PROBLEM 1:
Answer these questions from the bylaws excerpt, one per line:
(a) Within what geographic scope may shareholder meetings be held, and who decides the place?
(b) What is the allowed window for giving written notice before a shareholder meeting?
(c) What form of electronic communication is given as an example of how notice may be provided?

==== TEXT BLOCK

AMENDED AND RESTATED
BYLAWS
OF
DOLLAR GENERAL CORPORATION

 

ARTICLE I

 

MEETINGS OF SHAREHOLDERS

 

Section 1.                                             Place of Meeting .  Meetings of the shareholders of Dollar General Corporation (the “Corporation”) shall be held at such place either within or without the State of Tennessee as the Board of Directors may determine.

 

Section 2.                                             Annual and Special Meetings .  Annual meetings of shareholders shall be held, at a date, time and place fixed by the Board of Directors and stated in the notice of meeting, to elect a Board of Directors and to transact such other business as may properly come before the meeting. Special meetings of the shareholders may be called by the Chief Executive Officer for any purpose and shall be called by the Chief Executive Officer or Secretary if directed by the Board of Directors.  A special meeting of shareholders may be called at any time, but only by the Chairman of the Board of Directors, the Chief Executive Officer of the corporation, or upon a resolution by or affirmative vote of the Board of Directors, and not by the shareholders.

 

Section 3.                                             Notice of Meetings .  Except as otherwise provided by law, at least ten (10) days and not more than two (2) months before each meeting of shareholders, written notice of the time, date and place of the meeting, and, in the case of a special meeting, the purpose or purposes for which the meeting is called, shall be given to each shareholder. Notice may be provided by mail, private carrier, facsimile transmission or other form of wire, wireless or electronic communication (e.g., e-mail). Notice provided to a shareholder’s e-mail address as indicated on the records of the Corporation shall be deemed proper notice for any purpose set forth in these Bylaws.

========
==== DATA SUPPLIED

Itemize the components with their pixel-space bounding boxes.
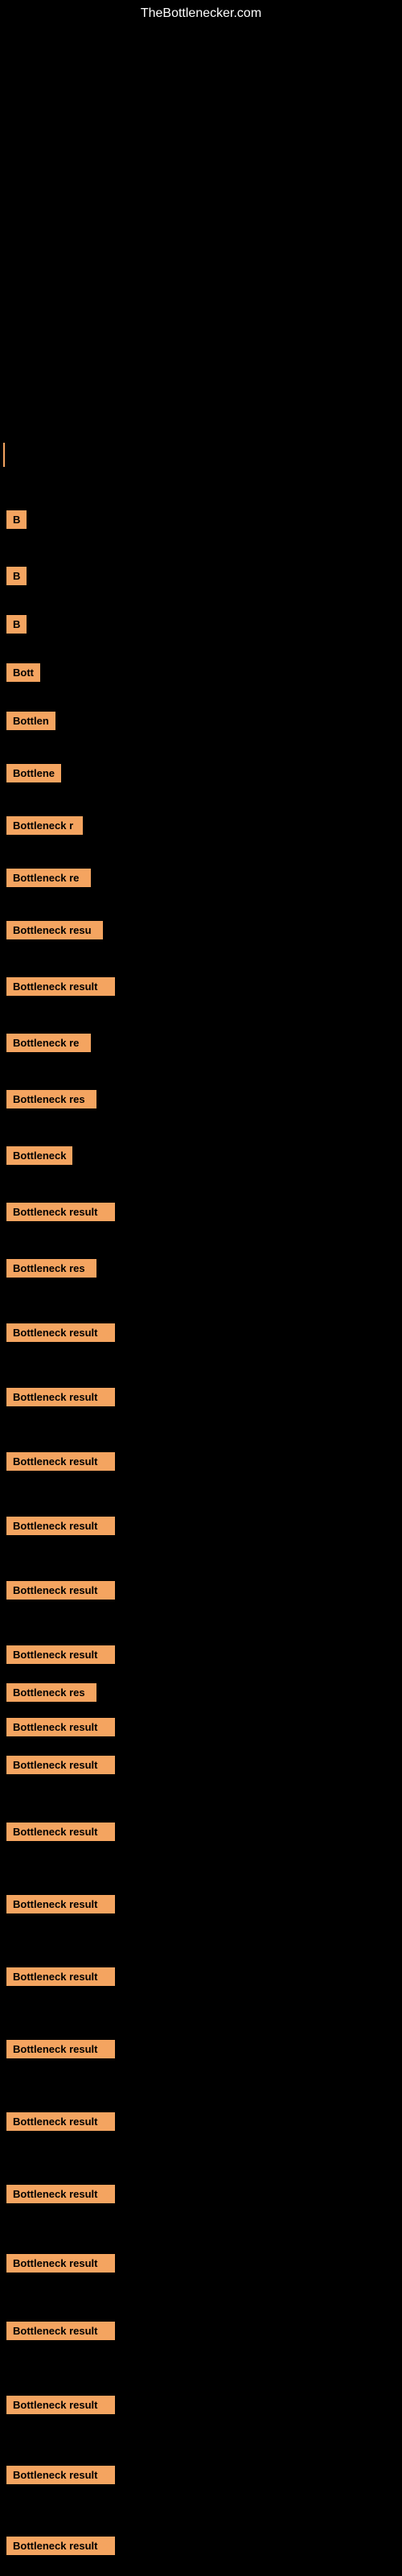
- result-label: Bottleneck re: [6, 869, 91, 887]
- result-label: Bottleneck result: [6, 1388, 115, 1406]
- result-label: Bottleneck result: [6, 1756, 115, 1774]
- result-row-34: Bottleneck result: [3, 2318, 115, 2343]
- result-row-27: Bottleneck result: [3, 1819, 115, 1844]
- result-row-22: Bottleneck result: [3, 1578, 115, 1603]
- result-row-29: Bottleneck result: [3, 1964, 115, 1989]
- result-label: Bottleneck result: [6, 2254, 115, 2273]
- result-label: Bottleneck result: [6, 1323, 115, 1342]
- result-row-32: Bottleneck result: [3, 2182, 115, 2207]
- result-label: Bottleneck result: [6, 1203, 115, 1221]
- result-label: B: [6, 615, 27, 634]
- result-label: Bottleneck result: [6, 977, 115, 996]
- result-row-31: Bottleneck result: [3, 2109, 115, 2134]
- result-label: Bottleneck res: [6, 1090, 96, 1108]
- result-label: Bottlene: [6, 764, 61, 782]
- result-label: Bottleneck result: [6, 2396, 115, 2414]
- result-row-36: Bottleneck result: [3, 2462, 115, 2487]
- result-row-9: Bottleneck r: [3, 813, 83, 838]
- result-row-15: Bottleneck: [3, 1143, 72, 1168]
- result-label: Bottleneck: [6, 1146, 72, 1165]
- result-label: Bottleneck result: [6, 1718, 115, 1736]
- result-row-2: [3, 443, 5, 467]
- result-label: Bottleneck resu: [6, 921, 103, 939]
- result-row-18: Bottleneck result: [3, 1320, 115, 1345]
- result-row-14: Bottleneck res: [3, 1087, 96, 1112]
- result-label: Bottleneck result: [6, 2112, 115, 2131]
- result-row-20: Bottleneck result: [3, 1449, 115, 1474]
- result-row-11: Bottleneck resu: [3, 918, 103, 943]
- result-label: Bottleneck re: [6, 1034, 91, 1052]
- result-label: B: [6, 510, 27, 529]
- result-row-21: Bottleneck result: [3, 1513, 115, 1538]
- result-label: Bottleneck result: [6, 1967, 115, 1986]
- result-label: Bottleneck result: [6, 2466, 115, 2484]
- result-label: Bottleneck result: [6, 1895, 115, 1913]
- result-row-12: Bottleneck result: [3, 974, 115, 999]
- result-row-25: Bottleneck result: [3, 1715, 115, 1740]
- result-row-30: Bottleneck result: [3, 2037, 115, 2062]
- result-label: Bottleneck result: [6, 1452, 115, 1471]
- result-row-23: Bottleneck result: [3, 1642, 115, 1667]
- result-row-37: Bottleneck result: [3, 2533, 115, 2558]
- result-row-16: Bottleneck result: [3, 1199, 115, 1224]
- result-label: Bottleneck result: [6, 2185, 115, 2203]
- result-label: Bottleneck result: [6, 2322, 115, 2340]
- result-row-4: B: [3, 564, 27, 588]
- result-label: Bott: [6, 663, 40, 682]
- result-row-7: Bottlen: [3, 708, 55, 733]
- result-row-8: Bottlene: [3, 761, 61, 786]
- result-row-26: Bottleneck result: [3, 1752, 115, 1777]
- result-label: B: [6, 567, 27, 585]
- result-label: Bottleneck result: [6, 2040, 115, 2058]
- result-row-6: Bott: [3, 660, 40, 685]
- result-label: Bottleneck result: [6, 2537, 115, 2555]
- result-label: Bottlen: [6, 712, 55, 730]
- result-row-28: Bottleneck result: [3, 1892, 115, 1917]
- bar-indicator: [3, 443, 5, 467]
- result-label: Bottleneck res: [6, 1683, 96, 1702]
- result-label: Bottleneck result: [6, 1823, 115, 1841]
- result-label: Bottleneck result: [6, 1581, 115, 1600]
- site-title: TheBottlenecker.com: [141, 0, 261, 24]
- result-label: Bottleneck result: [6, 1517, 115, 1535]
- site-title-row: TheBottlenecker.com: [0, 6, 402, 21]
- result-row-19: Bottleneck result: [3, 1385, 115, 1410]
- result-row-33: Bottleneck result: [3, 2251, 115, 2276]
- result-row-24: Bottleneck res: [3, 1680, 96, 1705]
- result-label: Bottleneck result: [6, 1645, 115, 1664]
- result-label: Bottleneck r: [6, 816, 83, 835]
- result-row-35: Bottleneck result: [3, 2392, 115, 2417]
- result-row-10: Bottleneck re: [3, 865, 91, 890]
- result-row-13: Bottleneck re: [3, 1030, 91, 1055]
- result-label: Bottleneck res: [6, 1259, 96, 1278]
- result-row-5: B: [3, 612, 27, 637]
- result-row-3: B: [3, 507, 27, 532]
- result-row-17: Bottleneck res: [3, 1256, 96, 1281]
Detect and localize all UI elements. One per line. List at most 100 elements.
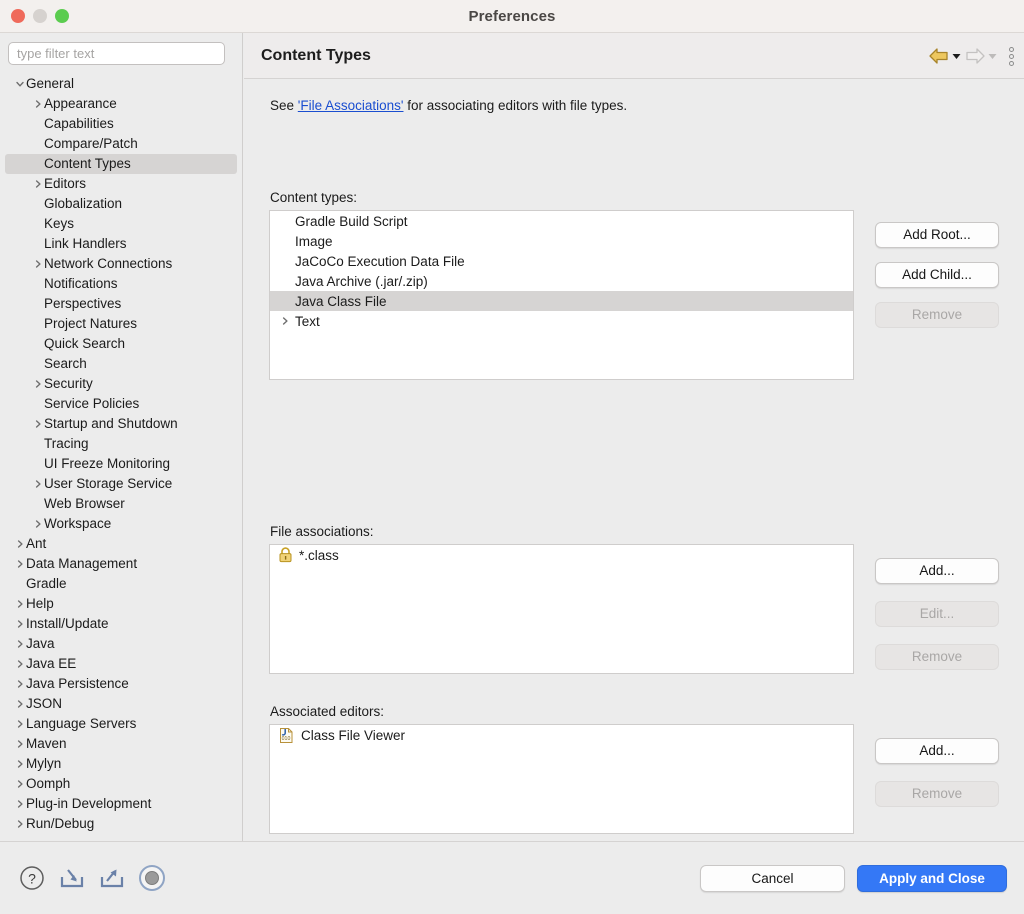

========

PROBLEM 2:
In the listing, swap "result-label" for "result-caption" from the line with "- result-label: Bottleneck re: [6, 869, 91, 887]" up to and including the line with "- result-row-29: Bottleneck", leaving everything else unchanged, and give back only those lines.

WORKED ANSWER 1:
(a) Meetings may be held either within or without the State of Tennessee, at a place the Board of Directors determines.
(b) Written notice must be given at least ten (10) days and not more than two (2) months before each meeting.
(c) E-mail.

WORKED ANSWER 2:
- result-caption: Bottleneck re: [6, 869, 91, 887]
- result-caption: Bottleneck result: [6, 1388, 115, 1406]
- result-caption: Bottleneck result: [6, 1756, 115, 1774]
- result-row-34: Bottleneck result: [3, 2318, 115, 2343]
- result-row-27: Bottleneck result: [3, 1819, 115, 1844]
- result-row-22: Bottleneck result: [3, 1578, 115, 1603]
- result-row-29: Bottleneck result: [3, 1964, 115, 1989]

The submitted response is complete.